== Required work ==
Reproduce every entry below precisely. Pictures are excluded from the copy.

[Begin Input material]

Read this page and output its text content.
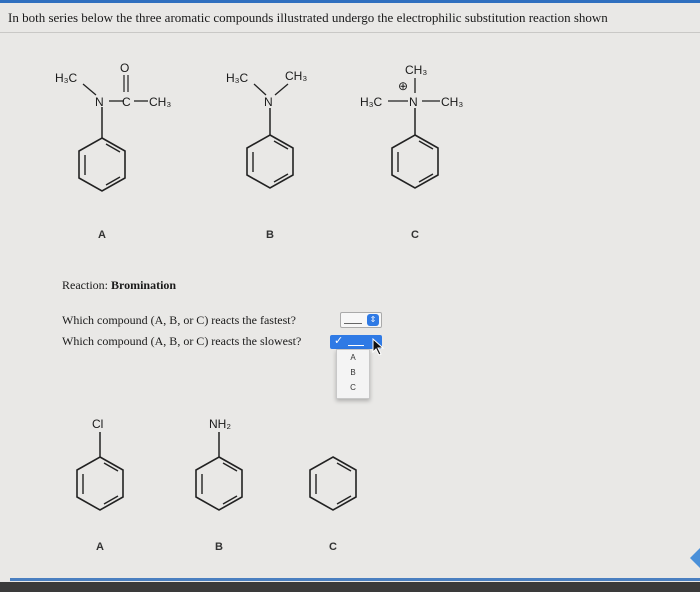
In both series below the three aromatic compounds illustrated undergo the electrophilic substitution reaction shown
H₃C
O
N C CH₃
A
H₃C	CH₃
N
B
CH₃
⊕
H₃C N CH₃
C
Cl
A
NH₂
B	C
Reaction: Bromination
Which compound (A, B, or C) reacts the fastest?
Which compound (A, B, or C) reacts the slowest?
⇕
✓
A
B
C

[End Input material]

== Solved exercise ==
Read this page and output its text content.
In both series below the three aromatic compounds illustrated undergo the electrophilic substitution reaction shown
H₃C
O
N C CH₃
A
H₃C	CH₃
N
B
CH₃
⊕
H₃C N CH₃
C
Cl
A
NH₂
B	C
Reaction: Bromination
Which compound (A, B, or C) reacts the fastest?
Which compound (A, B, or C) reacts the slowest?
⇕
✓
A
B
C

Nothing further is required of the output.